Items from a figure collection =

##########

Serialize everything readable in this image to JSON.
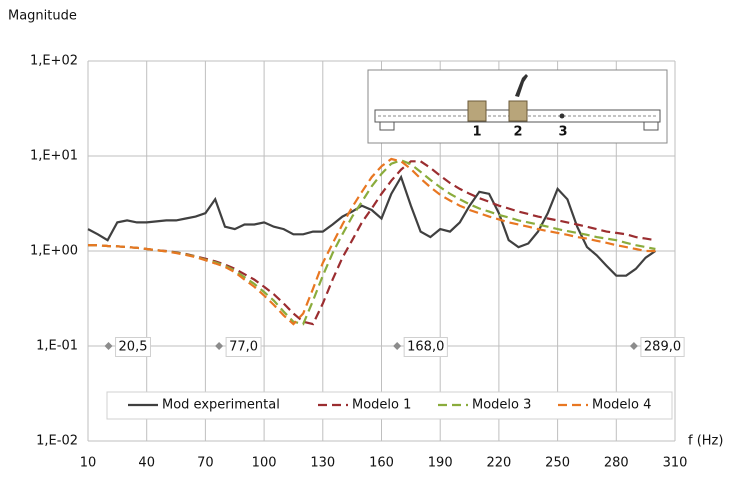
{
  "chart_data": {
    "type": "line",
    "y_label": "Magnitude",
    "x_label": "f (Hz)",
    "log_y": true,
    "grid": true,
    "xlim": [
      10,
      310
    ],
    "xticks": [
      10,
      40,
      70,
      100,
      130,
      160,
      190,
      220,
      250,
      280,
      310
    ],
    "ylim": [
      0.01,
      100
    ],
    "yticks": [
      {
        "value": 0.01,
        "label": "1,E-02"
      },
      {
        "value": 0.1,
        "label": "1,E-01"
      },
      {
        "value": 1,
        "label": "1,E+00"
      },
      {
        "value": 10,
        "label": "1,E+01"
      },
      {
        "value": 100,
        "label": "1,E+02"
      }
    ],
    "x": [
      10,
      15,
      20,
      25,
      30,
      35,
      40,
      45,
      50,
      55,
      60,
      65,
      70,
      75,
      80,
      85,
      90,
      95,
      100,
      105,
      110,
      115,
      120,
      125,
      130,
      135,
      140,
      145,
      150,
      155,
      160,
      165,
      170,
      175,
      180,
      185,
      190,
      195,
      200,
      205,
      210,
      215,
      220,
      225,
      230,
      235,
      240,
      245,
      250,
      255,
      260,
      265,
      270,
      275,
      280,
      285,
      290,
      295,
      300
    ],
    "series": [
      {
        "name": "Mod experimental",
        "color": "#404040",
        "dash": false,
        "values": [
          1.7,
          1.5,
          1.3,
          2.0,
          2.1,
          2.0,
          2.0,
          2.05,
          2.1,
          2.1,
          2.2,
          2.3,
          2.5,
          3.5,
          1.8,
          1.7,
          1.9,
          1.9,
          2.0,
          1.8,
          1.7,
          1.5,
          1.5,
          1.6,
          1.6,
          1.9,
          2.3,
          2.6,
          3.0,
          2.7,
          2.2,
          4.0,
          6.0,
          3.0,
          1.6,
          1.4,
          1.7,
          1.6,
          2.0,
          3.0,
          4.2,
          4.0,
          2.5,
          1.3,
          1.1,
          1.2,
          1.6,
          2.5,
          4.5,
          3.5,
          1.8,
          1.1,
          0.9,
          0.7,
          0.55,
          0.55,
          0.65,
          0.85,
          1.0
        ]
      },
      {
        "name": "Modelo 1",
        "color": "#9b2d30",
        "dash": true,
        "values": [
          1.15,
          1.15,
          1.13,
          1.12,
          1.1,
          1.08,
          1.05,
          1.02,
          1.0,
          0.97,
          0.93,
          0.88,
          0.83,
          0.78,
          0.72,
          0.65,
          0.57,
          0.5,
          0.42,
          0.35,
          0.28,
          0.22,
          0.18,
          0.17,
          0.28,
          0.5,
          0.85,
          1.3,
          2.0,
          2.8,
          4.0,
          5.5,
          7.2,
          8.8,
          8.8,
          7.5,
          6.2,
          5.2,
          4.5,
          4.0,
          3.6,
          3.3,
          3.0,
          2.8,
          2.6,
          2.45,
          2.3,
          2.2,
          2.1,
          2.0,
          1.9,
          1.8,
          1.7,
          1.6,
          1.55,
          1.5,
          1.4,
          1.35,
          1.3
        ]
      },
      {
        "name": "Modelo 3",
        "color": "#8aac3c",
        "dash": true,
        "values": [
          1.15,
          1.15,
          1.13,
          1.12,
          1.1,
          1.08,
          1.05,
          1.02,
          0.99,
          0.96,
          0.92,
          0.87,
          0.81,
          0.76,
          0.7,
          0.62,
          0.53,
          0.45,
          0.37,
          0.3,
          0.23,
          0.18,
          0.17,
          0.3,
          0.55,
          0.95,
          1.5,
          2.3,
          3.3,
          4.8,
          6.5,
          8.3,
          9.0,
          8.2,
          6.8,
          5.6,
          4.7,
          4.0,
          3.5,
          3.1,
          2.8,
          2.6,
          2.4,
          2.25,
          2.1,
          2.0,
          1.9,
          1.8,
          1.7,
          1.62,
          1.55,
          1.48,
          1.4,
          1.35,
          1.3,
          1.22,
          1.15,
          1.1,
          1.05
        ]
      },
      {
        "name": "Modelo 4",
        "color": "#e87722",
        "dash": true,
        "values": [
          1.15,
          1.15,
          1.13,
          1.12,
          1.1,
          1.08,
          1.05,
          1.02,
          0.99,
          0.95,
          0.91,
          0.86,
          0.8,
          0.74,
          0.68,
          0.6,
          0.5,
          0.42,
          0.34,
          0.27,
          0.21,
          0.17,
          0.22,
          0.4,
          0.75,
          1.2,
          1.9,
          2.9,
          4.2,
          6.0,
          7.8,
          9.3,
          8.8,
          7.3,
          5.8,
          4.7,
          3.9,
          3.4,
          3.0,
          2.7,
          2.5,
          2.3,
          2.15,
          2.0,
          1.9,
          1.8,
          1.7,
          1.62,
          1.55,
          1.48,
          1.4,
          1.35,
          1.28,
          1.22,
          1.15,
          1.1,
          1.05,
          1.0,
          1.0
        ]
      }
    ],
    "annotations": [
      {
        "x": 20.5,
        "y": 0.1,
        "label": "20,5"
      },
      {
        "x": 77.0,
        "y": 0.1,
        "label": "77,0"
      },
      {
        "x": 168.0,
        "y": 0.1,
        "label": "168,0"
      },
      {
        "x": 289.0,
        "y": 0.1,
        "label": "289,0"
      }
    ],
    "inset_labels": [
      "1",
      "2",
      "3"
    ]
  }
}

##########

Give the number of lines in the records that contain the string "Modelo", and nothing besides.

3